### Direction
Provide the records once more, identical to the original.
#####
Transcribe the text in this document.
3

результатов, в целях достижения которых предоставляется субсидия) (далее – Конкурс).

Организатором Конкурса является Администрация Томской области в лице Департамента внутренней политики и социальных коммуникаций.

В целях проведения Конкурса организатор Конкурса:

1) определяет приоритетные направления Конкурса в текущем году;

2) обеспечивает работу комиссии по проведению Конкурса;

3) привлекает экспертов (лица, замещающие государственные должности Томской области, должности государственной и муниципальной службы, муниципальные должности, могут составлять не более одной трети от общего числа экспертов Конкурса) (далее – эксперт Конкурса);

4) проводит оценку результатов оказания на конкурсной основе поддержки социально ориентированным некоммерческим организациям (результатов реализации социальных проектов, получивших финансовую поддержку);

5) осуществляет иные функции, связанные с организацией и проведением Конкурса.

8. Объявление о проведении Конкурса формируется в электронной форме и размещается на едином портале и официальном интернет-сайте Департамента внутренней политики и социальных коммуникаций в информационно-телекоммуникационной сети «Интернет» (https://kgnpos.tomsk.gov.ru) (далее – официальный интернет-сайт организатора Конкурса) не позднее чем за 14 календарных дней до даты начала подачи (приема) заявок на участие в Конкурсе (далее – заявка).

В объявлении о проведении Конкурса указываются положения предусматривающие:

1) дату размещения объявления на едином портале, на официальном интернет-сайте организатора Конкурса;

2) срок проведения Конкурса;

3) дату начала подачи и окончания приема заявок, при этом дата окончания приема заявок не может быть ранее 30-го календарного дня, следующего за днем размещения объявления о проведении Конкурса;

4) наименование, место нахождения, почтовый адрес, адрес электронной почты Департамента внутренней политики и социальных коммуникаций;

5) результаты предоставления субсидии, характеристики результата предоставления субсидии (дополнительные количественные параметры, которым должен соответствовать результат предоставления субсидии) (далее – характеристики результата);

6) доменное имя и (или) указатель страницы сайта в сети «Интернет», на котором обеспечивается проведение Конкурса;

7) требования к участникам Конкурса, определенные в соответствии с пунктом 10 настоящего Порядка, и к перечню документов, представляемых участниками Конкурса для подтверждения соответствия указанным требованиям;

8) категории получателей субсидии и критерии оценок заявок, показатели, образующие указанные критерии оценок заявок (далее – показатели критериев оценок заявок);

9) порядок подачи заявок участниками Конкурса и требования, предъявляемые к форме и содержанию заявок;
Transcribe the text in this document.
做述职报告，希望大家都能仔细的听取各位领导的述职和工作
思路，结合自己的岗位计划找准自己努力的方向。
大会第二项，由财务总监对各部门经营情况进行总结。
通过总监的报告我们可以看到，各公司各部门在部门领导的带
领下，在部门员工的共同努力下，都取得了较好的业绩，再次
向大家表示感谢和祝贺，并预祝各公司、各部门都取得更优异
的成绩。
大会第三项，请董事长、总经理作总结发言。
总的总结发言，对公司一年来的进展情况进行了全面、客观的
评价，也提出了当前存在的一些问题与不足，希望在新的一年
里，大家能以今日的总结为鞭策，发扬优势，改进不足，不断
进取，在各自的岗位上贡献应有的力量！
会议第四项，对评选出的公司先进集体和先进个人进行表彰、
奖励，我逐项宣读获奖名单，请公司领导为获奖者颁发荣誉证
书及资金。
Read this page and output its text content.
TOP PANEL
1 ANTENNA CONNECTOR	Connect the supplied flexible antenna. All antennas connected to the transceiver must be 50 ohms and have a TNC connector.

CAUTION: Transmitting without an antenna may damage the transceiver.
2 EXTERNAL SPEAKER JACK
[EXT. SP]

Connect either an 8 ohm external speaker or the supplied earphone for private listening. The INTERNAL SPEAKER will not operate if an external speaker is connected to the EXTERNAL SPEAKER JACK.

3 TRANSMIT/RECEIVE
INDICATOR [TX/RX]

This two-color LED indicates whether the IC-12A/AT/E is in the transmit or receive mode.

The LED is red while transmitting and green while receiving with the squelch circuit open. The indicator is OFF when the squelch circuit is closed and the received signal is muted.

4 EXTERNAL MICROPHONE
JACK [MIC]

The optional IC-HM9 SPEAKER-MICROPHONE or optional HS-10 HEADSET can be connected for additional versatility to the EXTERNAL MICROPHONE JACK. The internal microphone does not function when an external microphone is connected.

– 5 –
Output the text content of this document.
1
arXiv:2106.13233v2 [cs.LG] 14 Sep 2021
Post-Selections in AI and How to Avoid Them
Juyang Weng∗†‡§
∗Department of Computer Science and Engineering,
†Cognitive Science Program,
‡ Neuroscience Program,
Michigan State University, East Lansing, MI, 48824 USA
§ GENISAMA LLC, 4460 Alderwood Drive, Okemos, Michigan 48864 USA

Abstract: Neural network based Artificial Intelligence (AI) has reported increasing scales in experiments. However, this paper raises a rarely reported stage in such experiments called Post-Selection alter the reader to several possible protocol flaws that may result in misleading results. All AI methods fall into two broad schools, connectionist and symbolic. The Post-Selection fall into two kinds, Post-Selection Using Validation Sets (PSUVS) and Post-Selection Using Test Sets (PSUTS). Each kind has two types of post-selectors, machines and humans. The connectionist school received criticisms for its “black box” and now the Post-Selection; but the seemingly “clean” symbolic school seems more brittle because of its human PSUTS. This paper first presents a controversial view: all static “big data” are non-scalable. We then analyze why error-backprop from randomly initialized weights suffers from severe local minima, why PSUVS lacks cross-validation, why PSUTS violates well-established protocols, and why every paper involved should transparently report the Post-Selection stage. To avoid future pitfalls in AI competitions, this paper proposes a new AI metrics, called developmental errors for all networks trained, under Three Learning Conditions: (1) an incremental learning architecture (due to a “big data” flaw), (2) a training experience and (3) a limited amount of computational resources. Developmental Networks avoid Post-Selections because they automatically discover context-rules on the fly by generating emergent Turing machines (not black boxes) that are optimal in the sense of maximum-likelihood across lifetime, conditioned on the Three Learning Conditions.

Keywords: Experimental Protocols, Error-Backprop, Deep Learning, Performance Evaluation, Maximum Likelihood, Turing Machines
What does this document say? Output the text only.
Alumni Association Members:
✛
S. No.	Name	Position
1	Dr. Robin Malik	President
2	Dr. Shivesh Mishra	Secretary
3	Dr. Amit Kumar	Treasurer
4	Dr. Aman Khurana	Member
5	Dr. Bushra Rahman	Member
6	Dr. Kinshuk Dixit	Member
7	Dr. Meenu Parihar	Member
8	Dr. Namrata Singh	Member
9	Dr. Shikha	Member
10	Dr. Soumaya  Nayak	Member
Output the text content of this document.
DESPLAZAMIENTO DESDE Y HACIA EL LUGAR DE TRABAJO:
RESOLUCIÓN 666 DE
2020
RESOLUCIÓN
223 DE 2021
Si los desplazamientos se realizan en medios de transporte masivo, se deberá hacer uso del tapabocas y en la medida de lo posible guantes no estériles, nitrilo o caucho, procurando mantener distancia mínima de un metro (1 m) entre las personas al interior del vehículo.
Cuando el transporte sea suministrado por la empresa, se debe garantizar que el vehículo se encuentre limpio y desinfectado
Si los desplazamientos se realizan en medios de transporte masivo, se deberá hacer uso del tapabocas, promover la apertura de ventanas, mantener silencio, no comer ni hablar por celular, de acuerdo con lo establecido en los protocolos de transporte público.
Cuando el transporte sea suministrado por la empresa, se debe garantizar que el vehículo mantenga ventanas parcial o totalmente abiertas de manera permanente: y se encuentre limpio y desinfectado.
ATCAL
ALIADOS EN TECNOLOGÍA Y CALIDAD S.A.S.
#####
### Exercise answer
Transcribe the text in this document.
3

результатов, в целях достижения которых предоставляется субсидия) (далее – Конкурс).

Организатором Конкурса является Администрация Томской области в лице Департамента внутренней политики и социальных коммуникаций.

В целях проведения Конкурса организатор Конкурса:

1) определяет приоритетные направления Конкурса в текущем году;

2) обеспечивает работу комиссии по проведению Конкурса;

3) привлекает экспертов (лица, замещающие государственные должности Томской области, должности государственной и муниципальной службы, муниципальные должности, могут составлять не более одной трети от общего числа экспертов Конкурса) (далее – эксперт Конкурса);

4) проводит оценку результатов оказания на конкурсной основе поддержки социально ориентированным некоммерческим организациям (результатов реализации социальных проектов, получивших финансовую поддержку);

5) осуществляет иные функции, связанные с организацией и проведением Конкурса.

8. Объявление о проведении Конкурса формируется в электронной форме и размещается на едином портале и официальном интернет-сайте Департамента внутренней политики и социальных коммуникаций в информационно-телекоммуникационной сети «Интернет» (https://kgnpos.tomsk.gov.ru) (далее – официальный интернет-сайт организатора Конкурса) не позднее чем за 14 календарных дней до даты начала подачи (приема) заявок на участие в Конкурсе (далее – заявка).

В объявлении о проведении Конкурса указываются положения предусматривающие:

1) дату размещения объявления на едином портале, на официальном интернет-сайте организатора Конкурса;

2) срок проведения Конкурса;

3) дату начала подачи и окончания приема заявок, при этом дата окончания приема заявок не может быть ранее 30-го календарного дня, следующего за днем размещения объявления о проведении Конкурса;

4) наименование, место нахождения, почтовый адрес, адрес электронной почты Департамента внутренней политики и социальных коммуникаций;

5) результаты предоставления субсидии, характеристики результата предоставления субсидии (дополнительные количественные параметры, которым должен соответствовать результат предоставления субсидии) (далее – характеристики результата);

6) доменное имя и (или) указатель страницы сайта в сети «Интернет», на котором обеспечивается проведение Конкурса;

7) требования к участникам Конкурса, определенные в соответствии с пунктом 10 настоящего Порядка, и к перечню документов, представляемых участниками Конкурса для подтверждения соответствия указанным требованиям;

8) категории получателей субсидии и критерии оценок заявок, показатели, образующие указанные критерии оценок заявок (далее – показатели критериев оценок заявок);

9) порядок подачи заявок участниками Конкурса и требования, предъявляемые к форме и содержанию заявок;
Transcribe the text in this document.
做述职报告，希望大家都能仔细的听取各位领导的述职和工作
思路，结合自己的岗位计划找准自己努力的方向。
大会第二项，由财务总监对各部门经营情况进行总结。
通过总监的报告我们可以看到，各公司各部门在部门领导的带
领下，在部门员工的共同努力下，都取得了较好的业绩，再次
向大家表示感谢和祝贺，并预祝各公司、各部门都取得更优异
的成绩。
大会第三项，请董事长、总经理作总结发言。
总的总结发言，对公司一年来的进展情况进行了全面、客观的
评价，也提出了当前存在的一些问题与不足，希望在新的一年
里，大家能以今日的总结为鞭策，发扬优势，改进不足，不断
进取，在各自的岗位上贡献应有的力量！
会议第四项，对评选出的公司先进集体和先进个人进行表彰、
奖励，我逐项宣读获奖名单，请公司领导为获奖者颁发荣誉证
书及资金。
Read this page and output its text content.
TOP PANEL
1 ANTENNA CONNECTOR	Connect the supplied flexible antenna. All antennas connected to the transceiver must be 50 ohms and have a TNC connector.

CAUTION: Transmitting without an antenna may damage the transceiver.
2 EXTERNAL SPEAKER JACK
[EXT. SP]

Connect either an 8 ohm external speaker or the supplied earphone for private listening. The INTERNAL SPEAKER will not operate if an external speaker is connected to the EXTERNAL SPEAKER JACK.

3 TRANSMIT/RECEIVE
INDICATOR [TX/RX]

This two-color LED indicates whether the IC-12A/AT/E is in the transmit or receive mode.

The LED is red while transmitting and green while receiving with the squelch circuit open. The indicator is OFF when the squelch circuit is closed and the received signal is muted.

4 EXTERNAL MICROPHONE
JACK [MIC]

The optional IC-HM9 SPEAKER-MICROPHONE or optional HS-10 HEADSET can be connected for additional versatility to the EXTERNAL MICROPHONE JACK. The internal microphone does not function when an external microphone is connected.

– 5 –
Output the text content of this document.
1
arXiv:2106.13233v2 [cs.LG] 14 Sep 2021
Post-Selections in AI and How to Avoid Them
Juyang Weng∗†‡§
∗Department of Computer Science and Engineering,
†Cognitive Science Program,
‡ Neuroscience Program,
Michigan State University, East Lansing, MI, 48824 USA
§ GENISAMA LLC, 4460 Alderwood Drive, Okemos, Michigan 48864 USA

Abstract: Neural network based Artificial Intelligence (AI) has reported increasing scales in experiments. However, this paper raises a rarely reported stage in such experiments called Post-Selection alter the reader to several possible protocol flaws that may result in misleading results. All AI methods fall into two broad schools, connectionist and symbolic. The Post-Selection fall into two kinds, Post-Selection Using Validation Sets (PSUVS) and Post-Selection Using Test Sets (PSUTS). Each kind has two types of post-selectors, machines and humans. The connectionist school received criticisms for its “black box” and now the Post-Selection; but the seemingly “clean” symbolic school seems more brittle because of its human PSUTS. This paper first presents a controversial view: all static “big data” are non-scalable. We then analyze why error-backprop from randomly initialized weights suffers from severe local minima, why PSUVS lacks cross-validation, why PSUTS violates well-established protocols, and why every paper involved should transparently report the Post-Selection stage. To avoid future pitfalls in AI competitions, this paper proposes a new AI metrics, called developmental errors for all networks trained, under Three Learning Conditions: (1) an incremental learning architecture (due to a “big data” flaw), (2) a training experience and (3) a limited amount of computational resources. Developmental Networks avoid Post-Selections because they automatically discover context-rules on the fly by generating emergent Turing machines (not black boxes) that are optimal in the sense of maximum-likelihood across lifetime, conditioned on the Three Learning Conditions.

Keywords: Experimental Protocols, Error-Backprop, Deep Learning, Performance Evaluation, Maximum Likelihood, Turing Machines
What does this document say? Output the text only.
Alumni Association Members:
✛
S. No.	Name	Position
1	Dr. Robin Malik	President
2	Dr. Shivesh Mishra	Secretary
3	Dr. Amit Kumar	Treasurer
4	Dr. Aman Khurana	Member
5	Dr. Bushra Rahman	Member
6	Dr. Kinshuk Dixit	Member
7	Dr. Meenu Parihar	Member
8	Dr. Namrata Singh	Member
9	Dr. Shikha	Member
10	Dr. Soumaya  Nayak	Member
Output the text content of this document.
DESPLAZAMIENTO DESDE Y HACIA EL LUGAR DE TRABAJO:
RESOLUCIÓN 666 DE
2020
RESOLUCIÓN
223 DE 2021
Si los desplazamientos se realizan en medios de transporte masivo, se deberá hacer uso del tapabocas y en la medida de lo posible guantes no estériles, nitrilo o caucho, procurando mantener distancia mínima de un metro (1 m) entre las personas al interior del vehículo.
Cuando el transporte sea suministrado por la empresa, se debe garantizar que el vehículo se encuentre limpio y desinfectado
Si los desplazamientos se realizan en medios de transporte masivo, se deberá hacer uso del tapabocas, promover la apertura de ventanas, mantener silencio, no comer ni hablar por celular, de acuerdo con lo establecido en los protocolos de transporte público.
Cuando el transporte sea suministrado por la empresa, se debe garantizar que el vehículo mantenga ventanas parcial o totalmente abiertas de manera permanente: y se encuentre limpio y desinfectado.
ATCAL
ALIADOS EN TECNOLOGÍA Y CALIDAD S.A.S.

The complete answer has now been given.